Reproduce verbatim the lines of the entries below, starting at the line containing "frame-label: Frame: (388, 265, 420, 276)" and ending at the line containing "634, 635, 662)".

(Element and region listings)

◇ ◇ ◇ ◇ ◇ ◇ ◇

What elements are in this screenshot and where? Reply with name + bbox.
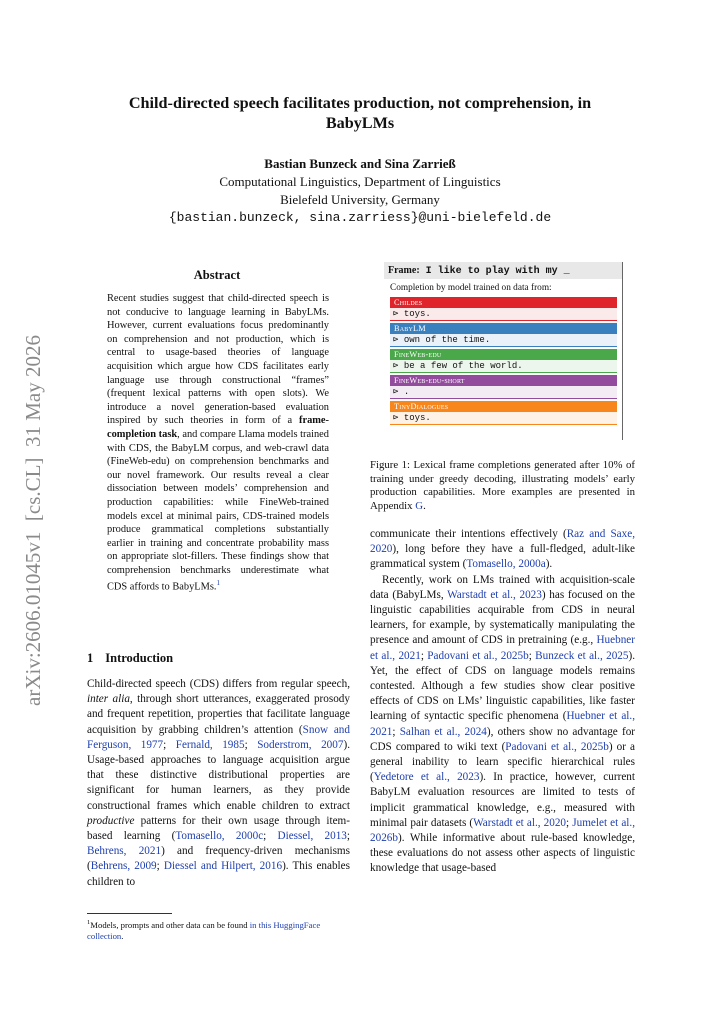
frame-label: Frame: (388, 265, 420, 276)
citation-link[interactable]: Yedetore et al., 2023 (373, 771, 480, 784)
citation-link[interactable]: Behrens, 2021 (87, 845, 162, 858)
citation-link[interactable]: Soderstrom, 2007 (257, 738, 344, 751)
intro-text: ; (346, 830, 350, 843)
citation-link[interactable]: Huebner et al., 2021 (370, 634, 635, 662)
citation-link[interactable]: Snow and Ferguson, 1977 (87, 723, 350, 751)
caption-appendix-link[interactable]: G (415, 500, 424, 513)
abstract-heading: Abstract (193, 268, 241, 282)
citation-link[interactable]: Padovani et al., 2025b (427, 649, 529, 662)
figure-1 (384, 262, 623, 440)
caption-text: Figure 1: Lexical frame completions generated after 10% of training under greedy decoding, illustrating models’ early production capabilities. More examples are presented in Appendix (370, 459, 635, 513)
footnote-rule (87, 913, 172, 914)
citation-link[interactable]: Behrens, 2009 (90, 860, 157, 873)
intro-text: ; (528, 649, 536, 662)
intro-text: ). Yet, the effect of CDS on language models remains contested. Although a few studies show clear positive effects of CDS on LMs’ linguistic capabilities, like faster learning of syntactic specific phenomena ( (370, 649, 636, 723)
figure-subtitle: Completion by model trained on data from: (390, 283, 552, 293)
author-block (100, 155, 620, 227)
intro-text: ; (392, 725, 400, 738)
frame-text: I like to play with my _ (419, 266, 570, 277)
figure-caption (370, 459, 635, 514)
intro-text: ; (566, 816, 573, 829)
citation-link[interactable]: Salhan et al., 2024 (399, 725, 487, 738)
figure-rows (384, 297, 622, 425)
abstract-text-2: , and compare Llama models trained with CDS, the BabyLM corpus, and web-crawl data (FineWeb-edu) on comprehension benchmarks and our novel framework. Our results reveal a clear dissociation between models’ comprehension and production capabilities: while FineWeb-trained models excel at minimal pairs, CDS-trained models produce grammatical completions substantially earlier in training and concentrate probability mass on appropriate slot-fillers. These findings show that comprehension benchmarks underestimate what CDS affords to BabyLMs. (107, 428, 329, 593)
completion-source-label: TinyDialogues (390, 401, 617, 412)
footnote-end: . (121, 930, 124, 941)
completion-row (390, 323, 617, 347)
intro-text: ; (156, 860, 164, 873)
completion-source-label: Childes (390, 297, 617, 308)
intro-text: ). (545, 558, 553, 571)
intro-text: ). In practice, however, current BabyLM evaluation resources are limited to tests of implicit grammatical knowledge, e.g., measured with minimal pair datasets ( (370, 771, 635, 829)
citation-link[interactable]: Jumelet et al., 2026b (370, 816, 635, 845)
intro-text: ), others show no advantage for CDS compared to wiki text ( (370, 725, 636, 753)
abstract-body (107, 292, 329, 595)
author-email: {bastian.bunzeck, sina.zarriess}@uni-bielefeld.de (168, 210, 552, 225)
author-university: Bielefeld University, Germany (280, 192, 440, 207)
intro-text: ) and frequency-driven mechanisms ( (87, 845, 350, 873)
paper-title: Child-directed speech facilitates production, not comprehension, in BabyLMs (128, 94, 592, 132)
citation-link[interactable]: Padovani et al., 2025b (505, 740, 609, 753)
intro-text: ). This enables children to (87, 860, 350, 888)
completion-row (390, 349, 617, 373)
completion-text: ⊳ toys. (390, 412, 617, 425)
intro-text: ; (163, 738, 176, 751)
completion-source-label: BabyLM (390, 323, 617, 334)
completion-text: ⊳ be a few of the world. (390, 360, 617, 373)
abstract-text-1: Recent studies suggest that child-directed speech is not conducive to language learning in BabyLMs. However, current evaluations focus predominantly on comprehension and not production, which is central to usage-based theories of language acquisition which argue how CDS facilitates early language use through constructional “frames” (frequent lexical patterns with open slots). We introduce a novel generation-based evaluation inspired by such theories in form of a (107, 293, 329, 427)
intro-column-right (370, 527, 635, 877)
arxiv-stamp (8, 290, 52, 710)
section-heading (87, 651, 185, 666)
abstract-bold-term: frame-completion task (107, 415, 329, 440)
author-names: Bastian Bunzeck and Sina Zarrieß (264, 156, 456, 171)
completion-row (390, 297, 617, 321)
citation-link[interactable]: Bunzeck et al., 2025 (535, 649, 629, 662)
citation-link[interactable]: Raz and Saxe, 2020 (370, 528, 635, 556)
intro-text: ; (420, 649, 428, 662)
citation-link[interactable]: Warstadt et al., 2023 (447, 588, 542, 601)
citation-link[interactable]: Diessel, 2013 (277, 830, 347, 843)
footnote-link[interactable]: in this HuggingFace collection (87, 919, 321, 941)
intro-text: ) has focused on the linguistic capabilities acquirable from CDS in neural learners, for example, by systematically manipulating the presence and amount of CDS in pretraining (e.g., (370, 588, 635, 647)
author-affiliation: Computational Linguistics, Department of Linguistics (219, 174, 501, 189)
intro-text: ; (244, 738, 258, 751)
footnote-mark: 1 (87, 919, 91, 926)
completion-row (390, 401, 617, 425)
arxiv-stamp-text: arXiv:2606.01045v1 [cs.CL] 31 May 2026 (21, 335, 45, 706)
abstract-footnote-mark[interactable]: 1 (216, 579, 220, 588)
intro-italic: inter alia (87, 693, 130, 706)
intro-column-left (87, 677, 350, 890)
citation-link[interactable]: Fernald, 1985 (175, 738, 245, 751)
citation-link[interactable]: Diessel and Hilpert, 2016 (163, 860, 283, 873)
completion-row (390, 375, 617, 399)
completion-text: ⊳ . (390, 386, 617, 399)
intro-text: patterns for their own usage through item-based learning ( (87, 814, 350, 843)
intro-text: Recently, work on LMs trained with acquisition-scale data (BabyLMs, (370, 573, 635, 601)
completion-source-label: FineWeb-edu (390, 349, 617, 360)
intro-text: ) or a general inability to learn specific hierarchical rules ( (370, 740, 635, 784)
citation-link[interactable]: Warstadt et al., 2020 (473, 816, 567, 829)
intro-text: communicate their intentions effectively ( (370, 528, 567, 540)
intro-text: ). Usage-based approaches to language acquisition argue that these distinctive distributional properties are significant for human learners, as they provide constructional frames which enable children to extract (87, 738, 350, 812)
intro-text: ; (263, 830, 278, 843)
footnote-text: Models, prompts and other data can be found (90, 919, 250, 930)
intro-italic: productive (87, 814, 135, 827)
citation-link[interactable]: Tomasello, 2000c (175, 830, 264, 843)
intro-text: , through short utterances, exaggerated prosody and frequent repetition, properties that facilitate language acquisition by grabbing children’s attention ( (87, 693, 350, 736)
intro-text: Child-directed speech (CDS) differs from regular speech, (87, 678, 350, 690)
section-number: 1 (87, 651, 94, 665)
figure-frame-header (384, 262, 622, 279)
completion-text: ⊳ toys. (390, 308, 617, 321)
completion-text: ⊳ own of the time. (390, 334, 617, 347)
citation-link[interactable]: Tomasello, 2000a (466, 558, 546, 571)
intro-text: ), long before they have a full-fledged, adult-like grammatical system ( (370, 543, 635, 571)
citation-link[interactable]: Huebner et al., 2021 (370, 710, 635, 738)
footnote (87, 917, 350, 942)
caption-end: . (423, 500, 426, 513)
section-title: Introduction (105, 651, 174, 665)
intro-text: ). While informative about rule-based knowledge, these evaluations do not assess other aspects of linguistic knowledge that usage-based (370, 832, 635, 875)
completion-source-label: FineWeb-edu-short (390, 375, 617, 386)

◇ ◇ ◇ ◇ ◇ ◇ ◇

> _Output of the exercise_
frame-label: Frame: (388, 265, 420, 276)
citation-link[interactable]: Yedetore et al., 2023 (373, 771, 480, 784)
citation-link[interactable]: Behrens, 2021 (87, 845, 162, 858)
citation-link[interactable]: Soderstrom, 2007 (257, 738, 344, 751)
intro-text: ; (346, 830, 350, 843)
citation-link[interactable]: Huebner et al., 2021 (370, 634, 635, 662)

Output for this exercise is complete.